• DIRECTION: Pick out each line in the listing below that contains the string "商品货号", and copy those lines.

• Records from a dataset:
+---+

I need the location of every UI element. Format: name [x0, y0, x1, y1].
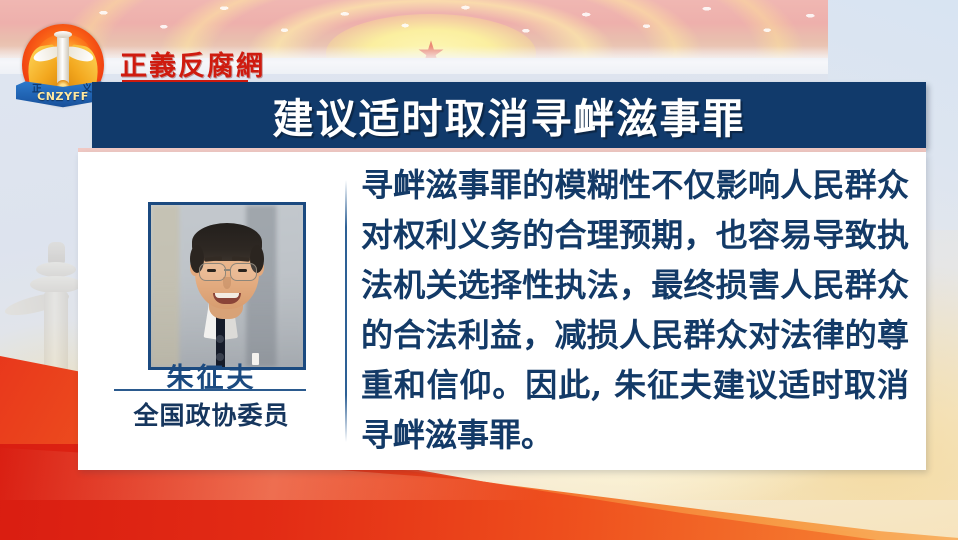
portrait-teeth: [215, 293, 239, 298]
portrait-frame: [148, 202, 306, 370]
portrait-column: 朱征夫 全国政协委员: [78, 152, 345, 470]
brand-name-cn: 正義反腐網: [120, 44, 265, 83]
portrait-photo: [151, 205, 303, 367]
portrait-nose: [223, 277, 231, 289]
page-title: 建议适时取消寻衅滋事罪: [92, 82, 926, 148]
portrait-eye-left: [207, 269, 216, 272]
card-vertical-divider: [345, 180, 347, 442]
portrait-eye-right: [238, 269, 247, 272]
article-body-text: 寻衅滋事罪的模糊性不仅影响人民群众对权利义务的合理预期，也容易导致执法机关选择性…: [361, 160, 909, 460]
person-title: 全国政协委员: [78, 396, 345, 432]
portrait-glasses-right: [230, 263, 257, 281]
poster-canvas: 正 义 CNZYFF 正義反腐網 ZHENG YI FAN FU WANG 追求…: [0, 0, 958, 540]
huabiao-cap-upper: [36, 262, 76, 277]
huabiao-beast: [48, 242, 65, 264]
huabiao-cap-lower: [30, 276, 82, 293]
article-body-column: 寻衅滋事罪的模糊性不仅影响人民群众对权利义务的合理预期，也容易导致执法机关选择性…: [361, 160, 909, 464]
portrait-glasses-left: [199, 263, 226, 281]
emblem-pillar-cap: [54, 31, 72, 38]
headline-bar: 建议适时取消寻衅滋事罪: [92, 82, 926, 148]
person-name-rule: [114, 389, 306, 391]
portrait-glasses-bridge: [224, 269, 230, 271]
portrait-button-upper: [216, 335, 224, 343]
article-card: 朱征夫 全国政协委员 寻衅滋事罪的模糊性不仅影响人民群众对权利义务的合理预期，也…: [78, 152, 926, 470]
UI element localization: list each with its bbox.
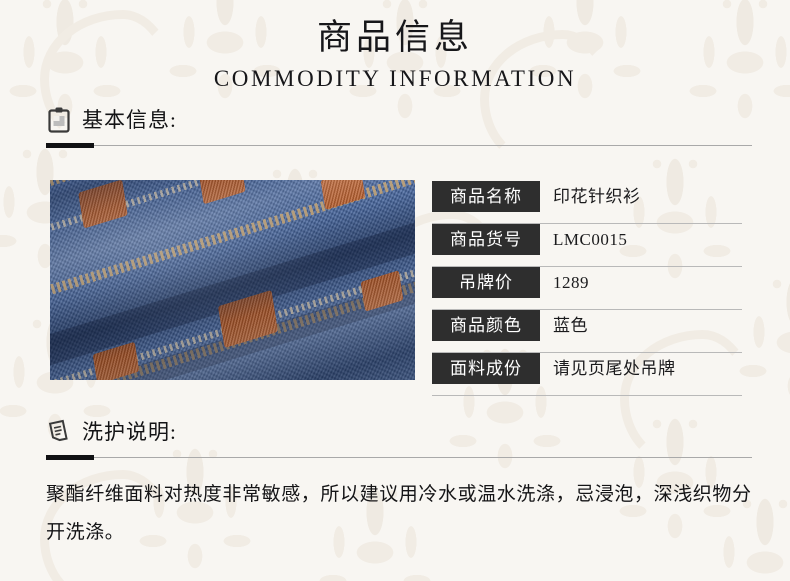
section-care-instructions: 洗护说明:: [46, 416, 752, 461]
table-row: 商品货号 LMC0015: [432, 224, 742, 267]
section-basic-info: 基本信息:: [46, 104, 752, 149]
product-photo: [50, 180, 415, 380]
care-instructions-text: 聚酯纤维面料对热度非常敏感，所以建议用冷水或温水洗涤，忌浸泡，深浅织物分开洗涤。: [46, 476, 752, 552]
section-divider-care: [46, 455, 752, 461]
info-label: 吊牌价: [432, 267, 540, 298]
product-info-page: 商品信息 COMMODITY INFORMATION 基本信息:: [0, 0, 790, 581]
table-row: 吊牌价 1289: [432, 267, 742, 310]
info-label: 商品货号: [432, 224, 540, 255]
page-header: 商品信息 COMMODITY INFORMATION: [0, 16, 790, 94]
section-title-care: 洗护说明:: [82, 418, 177, 446]
page-title-en: COMMODITY INFORMATION: [0, 64, 790, 94]
section-divider-basic: [46, 143, 752, 149]
care-document-icon: [46, 418, 72, 446]
info-label: 面料成份: [432, 353, 540, 384]
info-value: 1289: [540, 267, 589, 298]
table-row: 面料成份 请见页尾处吊牌: [432, 353, 742, 396]
info-value: LMC0015: [540, 224, 627, 255]
info-value: 请见页尾处吊牌: [540, 353, 676, 384]
info-value: 蓝色: [540, 310, 588, 341]
page-title-cn: 商品信息: [0, 16, 790, 60]
product-info-table: 商品名称 印花针织衫 商品货号 LMC0015 吊牌价 1289 商品颜色 蓝色…: [432, 181, 742, 396]
info-label: 商品名称: [432, 181, 540, 212]
info-value: 印花针织衫: [540, 181, 641, 212]
table-row: 商品名称 印花针织衫: [432, 181, 742, 224]
clipboard-icon: [46, 106, 72, 134]
table-row: 商品颜色 蓝色: [432, 310, 742, 353]
section-title-basic: 基本信息:: [82, 106, 177, 134]
info-label: 商品颜色: [432, 310, 540, 341]
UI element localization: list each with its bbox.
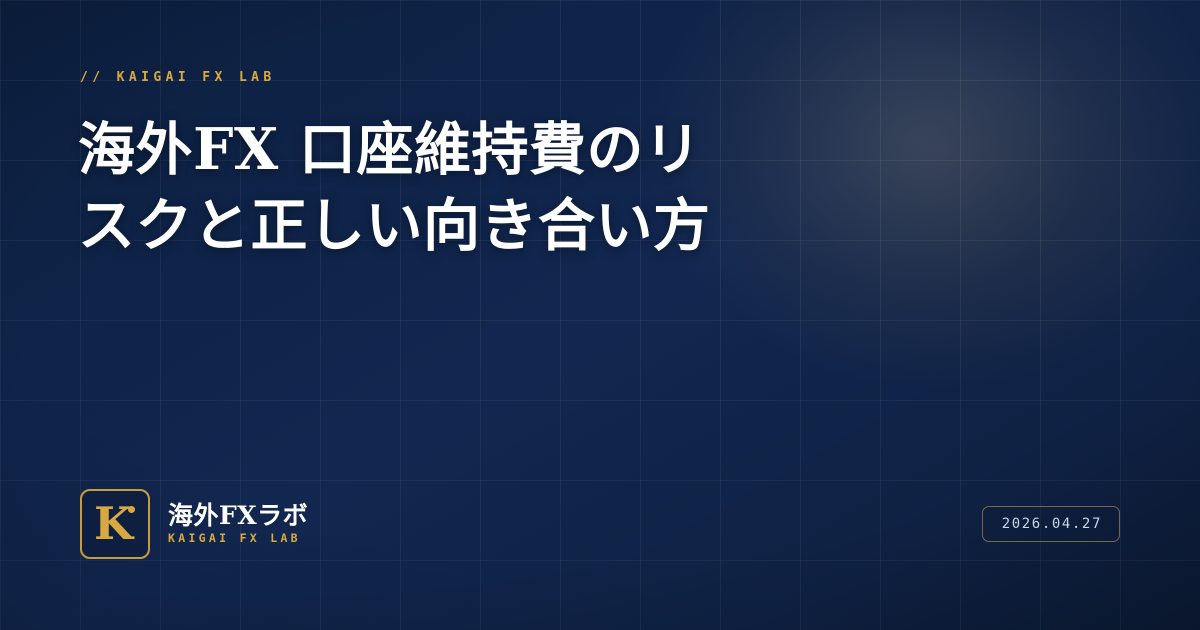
og-card: // KAIGAI FX LAB 海外FX 口座維持費のリスクと正しい向き合い方… <box>0 0 1200 630</box>
page-title: 海外FX 口座維持費のリスクと正しい向き合い方 <box>78 112 838 264</box>
date-badge: 2026.04.27 <box>982 506 1120 542</box>
card-content: // KAIGAI FX LAB 海外FX 口座維持費のリスクと正しい向き合い方… <box>0 0 1200 630</box>
logo-dot-icon <box>128 506 135 513</box>
brand-text-block: 海外FXラボ KAIGAI FX LAB <box>168 503 308 545</box>
logo-icon: K <box>80 489 150 559</box>
logo-letter: K <box>94 501 133 546</box>
title-line-1: 海外FX 口座維持費のリ <box>78 116 702 183</box>
brand-name: 海外FXラボ <box>168 503 308 528</box>
eyebrow-label: // KAIGAI FX LAB <box>80 70 276 85</box>
brand-subtitle: KAIGAI FX LAB <box>168 533 308 545</box>
brand-lockup: K 海外FXラボ KAIGAI FX LAB <box>80 489 308 559</box>
title-line-2: スクと正しい向き合い方 <box>78 192 711 259</box>
card-footer: K 海外FXラボ KAIGAI FX LAB 2026.04.27 <box>80 488 1120 560</box>
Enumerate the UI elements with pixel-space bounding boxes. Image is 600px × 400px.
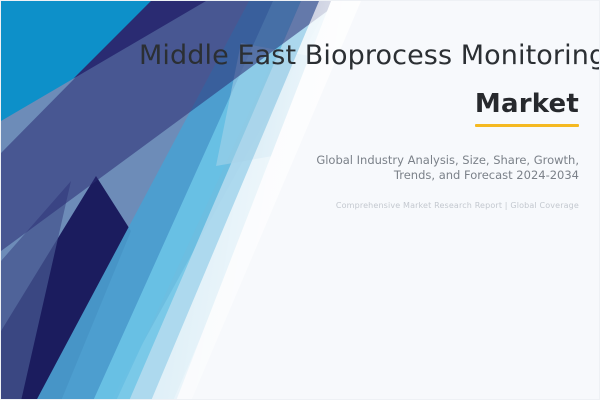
subtitle-line-2: Trends, and Forecast 2024-2034: [249, 168, 579, 183]
accent-underline: [475, 124, 579, 127]
title-block: Middle East Bioprocess Monitoring Market: [139, 39, 579, 127]
emphasis-word: Market: [475, 89, 579, 119]
emphasis-word-wrapper: Market: [475, 89, 579, 127]
cover-text-layer: Middle East Bioprocess Monitoring Market…: [1, 1, 600, 400]
report-cover: Middle East Bioprocess Monitoring Market…: [0, 0, 600, 400]
page-title: Middle East Bioprocess Monitoring: [139, 39, 579, 73]
subtitle-line-1: Global Industry Analysis, Size, Share, G…: [249, 153, 579, 168]
subtitle-block: Global Industry Analysis, Size, Share, G…: [249, 153, 579, 183]
cover-caption: Comprehensive Market Research Report | G…: [219, 200, 579, 212]
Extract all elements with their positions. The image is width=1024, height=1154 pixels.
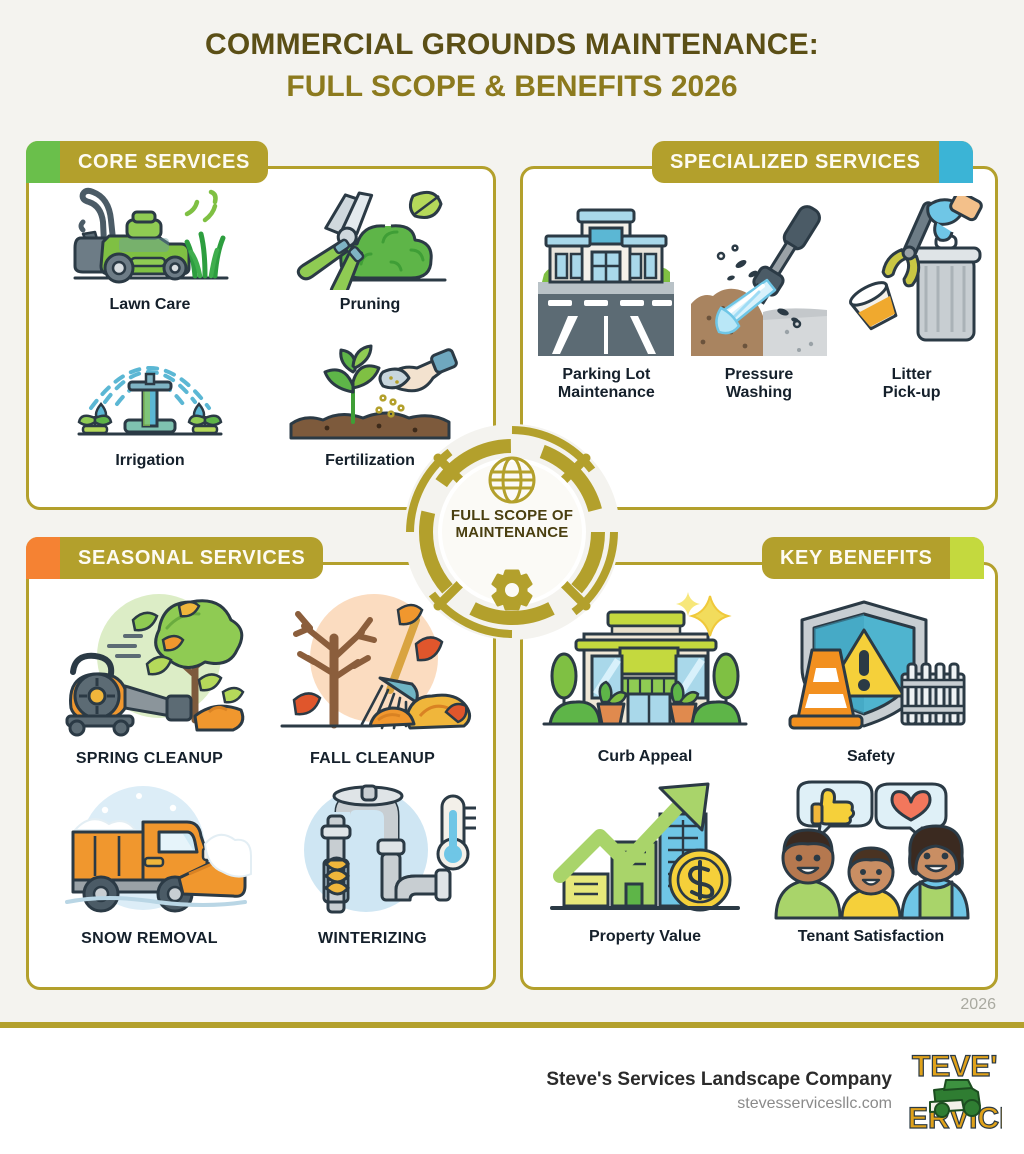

+---+

• WRITTEN RESPONSE:
table-row: 商品货号 LMC0015: [432, 224, 742, 267]
info-label: 商品货号: [432, 224, 540, 255]
product-info-table: 商品名称 印花针织衫 商品货号 LMC0015 吊牌价 1289 商品颜色 蓝色…: [432, 181, 742, 396]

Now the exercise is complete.